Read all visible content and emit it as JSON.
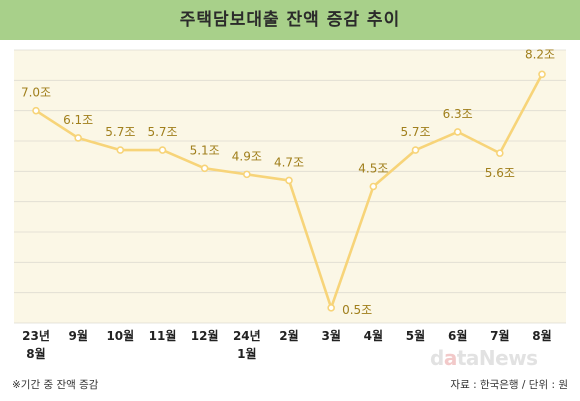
{
  "title": "주택담보대출 잔액 증감 추이",
  "chart_data": {
    "type": "line",
    "categories": [
      "23년\n8월",
      "9월",
      "10월",
      "11월",
      "12월",
      "24년\n1월",
      "2월",
      "3월",
      "4월",
      "5월",
      "6월",
      "7월",
      "8월"
    ],
    "values": [
      7.0,
      6.1,
      5.7,
      5.7,
      5.1,
      4.9,
      4.7,
      0.5,
      4.5,
      5.7,
      6.3,
      5.6,
      8.2
    ],
    "value_labels": [
      "7.0조",
      "6.1조",
      "5.7조",
      "5.7조",
      "5.1조",
      "4.9조",
      "4.7조",
      "0.5조",
      "4.5조",
      "5.7조",
      "6.3조",
      "5.6조",
      "8.2조"
    ],
    "ylim": [
      0,
      9
    ],
    "grid": true,
    "line_color": "#f7d479",
    "label_color": "#a07f1c"
  },
  "footnote": "※기간 중 잔액 증감",
  "source": "자료 : 한국은행 / 단위 : 원",
  "watermark": {
    "d": "d",
    "a": "a",
    "rest": "taNews"
  },
  "colors": {
    "header_bg": "#a8d08a",
    "plot_bg": "#fbf7e6"
  }
}
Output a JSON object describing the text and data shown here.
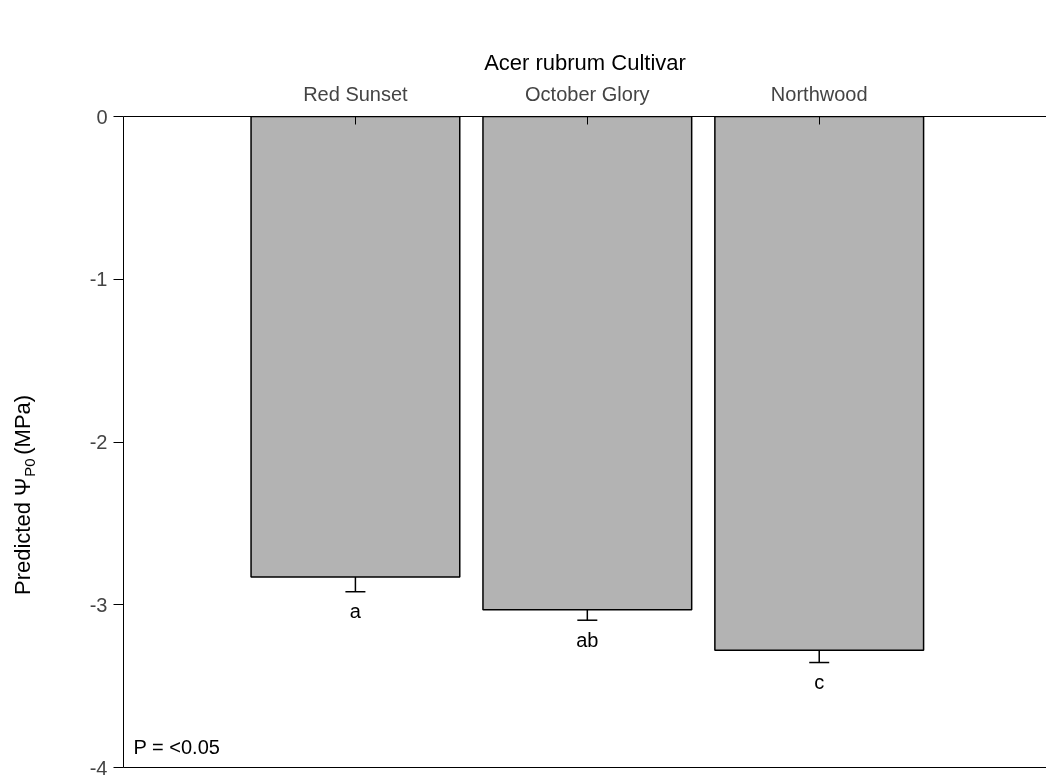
{
  "chart_data": {
    "type": "bar",
    "title": "Acer rubrum Cultivar",
    "ylabel": "Predicted Ψ$_{P0}$ (MPa)",
    "categories": [
      "Red Sunset",
      "October Glory",
      "Northwood"
    ],
    "values": [
      -2.83,
      -3.03,
      -3.28
    ],
    "errors": [
      0.09,
      0.065,
      0.075
    ],
    "color": "#b3b3b3",
    "ylim": [
      -4,
      0
    ],
    "yticks": [
      0,
      -1,
      -2,
      -3,
      -4
    ],
    "grid": false,
    "annotations": [
      "a",
      "ab",
      "c",
      "P = <0.05"
    ]
  }
}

### Work instructions
Without the pictures, write out the whole listing above exactly as it appears.

### Exercise solution
Read all visible content and emit it as JSON.
{
  "title": "주택담보대출 잔액 증감 추이",
  "chart_data": {
    "type": "line",
    "categories": [
      "23년\n8월",
      "9월",
      "10월",
      "11월",
      "12월",
      "24년\n1월",
      "2월",
      "3월",
      "4월",
      "5월",
      "6월",
      "7월",
      "8월"
    ],
    "values": [
      7.0,
      6.1,
      5.7,
      5.7,
      5.1,
      4.9,
      4.7,
      0.5,
      4.5,
      5.7,
      6.3,
      5.6,
      8.2
    ],
    "value_labels": [
      "7.0조",
      "6.1조",
      "5.7조",
      "5.7조",
      "5.1조",
      "4.9조",
      "4.7조",
      "0.5조",
      "4.5조",
      "5.7조",
      "6.3조",
      "5.6조",
      "8.2조"
    ],
    "ylim": [
      0,
      9
    ],
    "grid": true,
    "line_color": "#f7d479",
    "label_color": "#a07f1c"
  },
  "footnote": "※기간 중 잔액 증감",
  "source": "자료 : 한국은행 / 단위 : 원",
  "watermark": {
    "d": "d",
    "a": "a",
    "rest": "taNews"
  },
  "colors": {
    "header_bg": "#a8d08a",
    "plot_bg": "#fbf7e6"
  }
}
Output a JSON object describing the text and data shown here.
{
  "chart_data": {
    "type": "bar",
    "title": "Acer rubrum Cultivar",
    "ylabel": "Predicted Ψ$_{P0}$ (MPa)",
    "categories": [
      "Red Sunset",
      "October Glory",
      "Northwood"
    ],
    "values": [
      -2.83,
      -3.03,
      -3.28
    ],
    "errors": [
      0.09,
      0.065,
      0.075
    ],
    "color": "#b3b3b3",
    "ylim": [
      -4,
      0
    ],
    "yticks": [
      0,
      -1,
      -2,
      -3,
      -4
    ],
    "grid": false,
    "annotations": [
      "a",
      "ab",
      "c",
      "P = <0.05"
    ]
  }
}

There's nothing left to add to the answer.